→ AIM: Substitute "overhead view" for "top plan view" in the records from their start through the line containing "The vertical partition 62 is at (243, 300).", and give that part again with nothing else changed. Leave the pictures out of your answer.

→ STORED RECORDS:
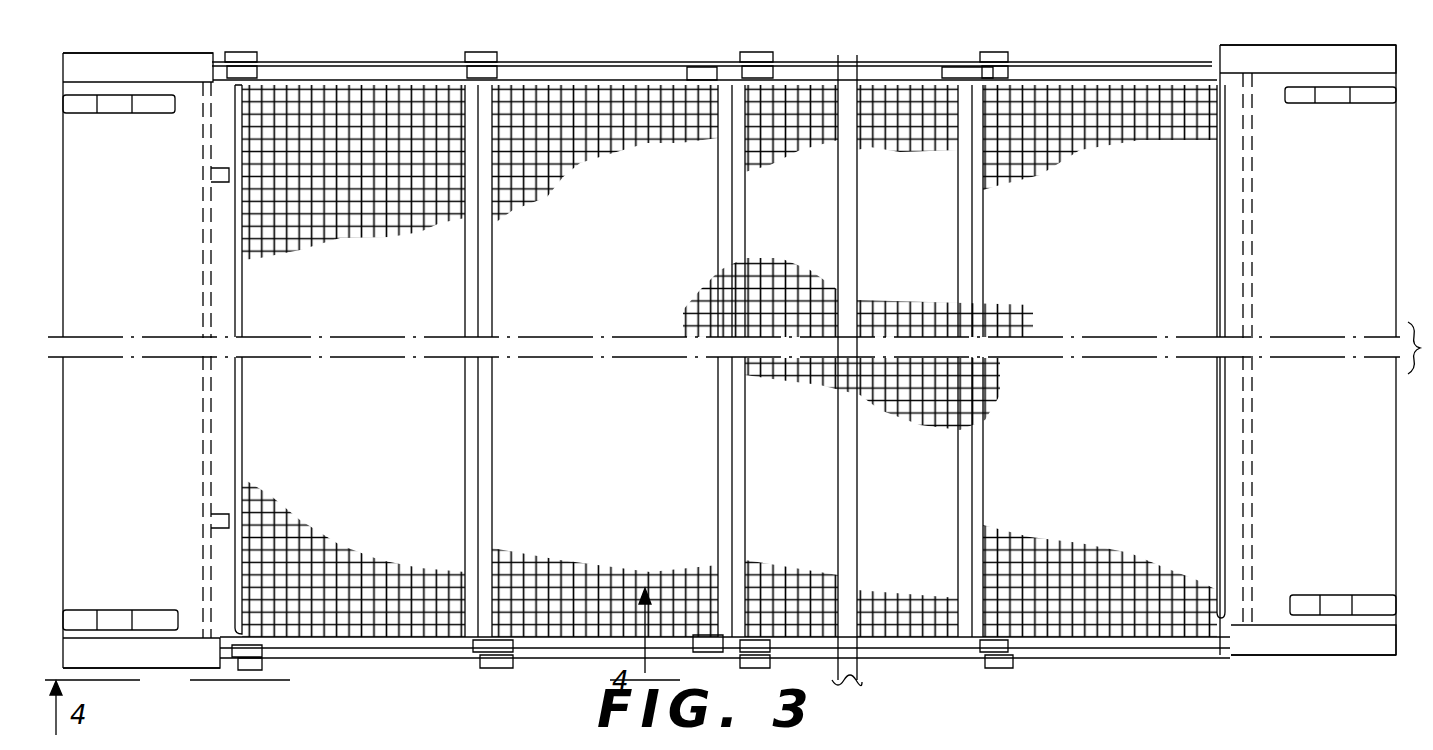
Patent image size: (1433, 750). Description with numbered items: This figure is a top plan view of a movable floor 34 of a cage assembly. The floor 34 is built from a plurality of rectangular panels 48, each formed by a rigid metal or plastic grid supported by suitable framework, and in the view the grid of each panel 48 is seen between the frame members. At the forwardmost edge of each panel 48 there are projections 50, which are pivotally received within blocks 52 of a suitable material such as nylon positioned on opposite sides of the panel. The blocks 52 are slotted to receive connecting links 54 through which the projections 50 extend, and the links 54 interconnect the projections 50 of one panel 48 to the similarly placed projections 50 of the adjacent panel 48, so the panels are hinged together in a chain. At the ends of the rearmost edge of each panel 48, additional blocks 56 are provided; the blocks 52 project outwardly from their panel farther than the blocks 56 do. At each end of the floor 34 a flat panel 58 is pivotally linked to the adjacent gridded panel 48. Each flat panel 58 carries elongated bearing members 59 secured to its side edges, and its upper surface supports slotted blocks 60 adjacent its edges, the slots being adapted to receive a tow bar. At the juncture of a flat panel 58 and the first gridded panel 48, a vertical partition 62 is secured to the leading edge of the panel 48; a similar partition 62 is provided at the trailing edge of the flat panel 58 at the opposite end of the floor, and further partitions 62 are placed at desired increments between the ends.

The movable floor 34 is at (393, 298).
The rectangular panel 48 is at (340, 100).
The projection 50 is at (267, 78).
The block 52 is at (222, 50).
The connecting link 54 is at (428, 64).
The block 56 is at (455, 660).
The flat panel 58 is at (136, 298).
The bearing member 59 is at (95, 57).
The slotted block 60 is at (150, 113).
The vertical partition 62 is at (243, 300).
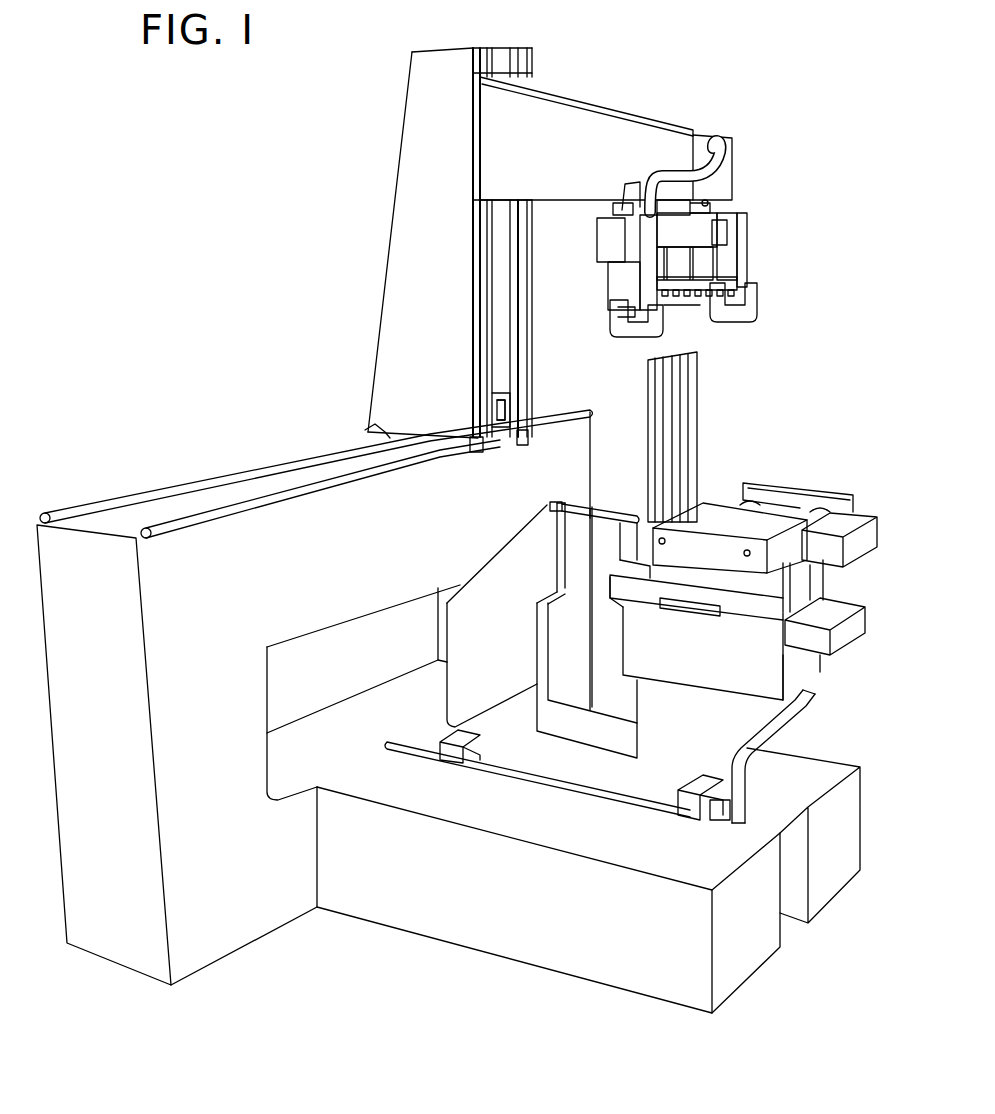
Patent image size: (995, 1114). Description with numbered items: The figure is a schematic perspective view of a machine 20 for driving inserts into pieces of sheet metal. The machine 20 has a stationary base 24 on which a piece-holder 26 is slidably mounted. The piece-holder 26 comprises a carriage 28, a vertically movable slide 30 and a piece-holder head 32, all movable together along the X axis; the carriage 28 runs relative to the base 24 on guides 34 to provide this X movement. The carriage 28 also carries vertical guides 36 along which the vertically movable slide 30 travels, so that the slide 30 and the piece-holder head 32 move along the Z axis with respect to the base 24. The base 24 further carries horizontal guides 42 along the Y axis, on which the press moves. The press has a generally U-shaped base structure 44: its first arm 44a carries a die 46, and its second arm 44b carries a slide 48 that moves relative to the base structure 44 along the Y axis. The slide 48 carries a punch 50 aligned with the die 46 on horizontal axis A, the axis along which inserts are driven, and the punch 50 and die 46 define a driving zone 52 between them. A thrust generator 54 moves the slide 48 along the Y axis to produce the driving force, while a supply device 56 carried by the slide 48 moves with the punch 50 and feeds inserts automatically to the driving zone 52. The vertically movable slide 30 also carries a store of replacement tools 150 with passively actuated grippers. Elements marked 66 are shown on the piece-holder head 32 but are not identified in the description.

The machine 20 is at (366, 164).
The stationary base 24 is at (356, 876).
The piece-holder 26 is at (592, 78).
The carriage 28 is at (412, 242).
The vertically movable slide 30 is at (622, 132).
The piece-holder head 32 is at (750, 232).
The guides 34 is at (312, 462).
The guides 36 is at (482, 362).
The guides 42 is at (612, 793).
The base structure 44 is at (770, 767).
The first arm 44a is at (468, 650).
The second arm 44b is at (738, 712).
The die 46 is at (578, 515).
The slide 48 is at (662, 527).
The punch 50 is at (616, 514).
The driving zone 52 is at (597, 495).
The thrust generator 54 is at (840, 613).
The supply device 56 is at (726, 468).
The clamps 66 is at (604, 284).
The store of replacement tools 150 is at (688, 312).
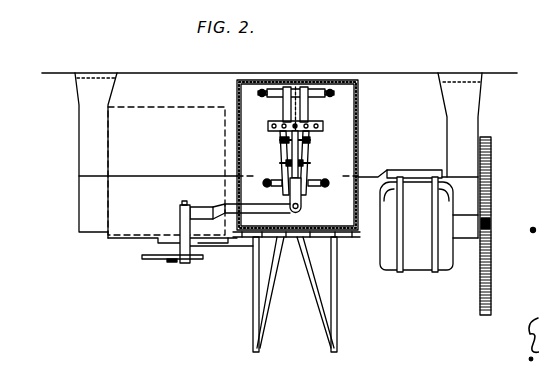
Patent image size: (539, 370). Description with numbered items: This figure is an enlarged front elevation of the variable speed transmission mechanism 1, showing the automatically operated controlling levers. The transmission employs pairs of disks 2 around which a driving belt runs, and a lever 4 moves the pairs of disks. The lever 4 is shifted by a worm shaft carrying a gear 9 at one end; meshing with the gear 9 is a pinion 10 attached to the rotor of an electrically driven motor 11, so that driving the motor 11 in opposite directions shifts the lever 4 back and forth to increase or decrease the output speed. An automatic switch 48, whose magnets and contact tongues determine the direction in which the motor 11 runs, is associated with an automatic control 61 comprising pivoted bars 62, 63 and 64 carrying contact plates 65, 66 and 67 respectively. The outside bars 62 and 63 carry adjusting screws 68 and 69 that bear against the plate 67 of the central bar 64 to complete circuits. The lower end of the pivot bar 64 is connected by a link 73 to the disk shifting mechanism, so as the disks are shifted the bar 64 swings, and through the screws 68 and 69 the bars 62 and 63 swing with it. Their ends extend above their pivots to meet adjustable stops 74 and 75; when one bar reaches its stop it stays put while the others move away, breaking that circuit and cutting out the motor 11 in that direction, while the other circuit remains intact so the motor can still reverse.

→ EXERCISE RESULT:
Patent image size: (1433, 750). Description with numbered items: This figure is a overhead view of a movable floor 34 of a cage assembly. The floor 34 is built from a plurality of rectangular panels 48, each formed by a rigid metal or plastic grid supported by suitable framework, and in the view the grid of each panel 48 is seen between the frame members. At the forwardmost edge of each panel 48 there are projections 50, which are pivotally received within blocks 52 of a suitable material such as nylon positioned on opposite sides of the panel. The blocks 52 are slotted to receive connecting links 54 through which the projections 50 extend, and the links 54 interconnect the projections 50 of one panel 48 to the similarly placed projections 50 of the adjacent panel 48, so the panels are hinged together in a chain. At the ends of the rearmost edge of each panel 48, additional blocks 56 are provided; the blocks 52 project outwardly from their panel farther than the blocks 56 do. At each end of the floor 34 a flat panel 58 is pivotally linked to the adjacent gridded panel 48. Each flat panel 58 carries elongated bearing members 59 secured to its side edges, and its upper surface supports slotted blocks 60 adjacent its edges, the slots being adapted to receive a tow bar. At the juncture of a flat panel 58 and the first gridded panel 48, a vertical partition 62 is secured to the leading edge of the panel 48; a similar partition 62 is provided at the trailing edge of the flat panel 58 at the opposite end of the floor, and further partitions 62 are placed at desired increments between the ends.

The movable floor 34 is at (393, 298).
The rectangular panel 48 is at (340, 100).
The projection 50 is at (267, 78).
The block 52 is at (222, 50).
The connecting link 54 is at (428, 64).
The block 56 is at (455, 660).
The flat panel 58 is at (136, 298).
The bearing member 59 is at (95, 57).
The slotted block 60 is at (150, 113).
The vertical partition 62 is at (243, 300).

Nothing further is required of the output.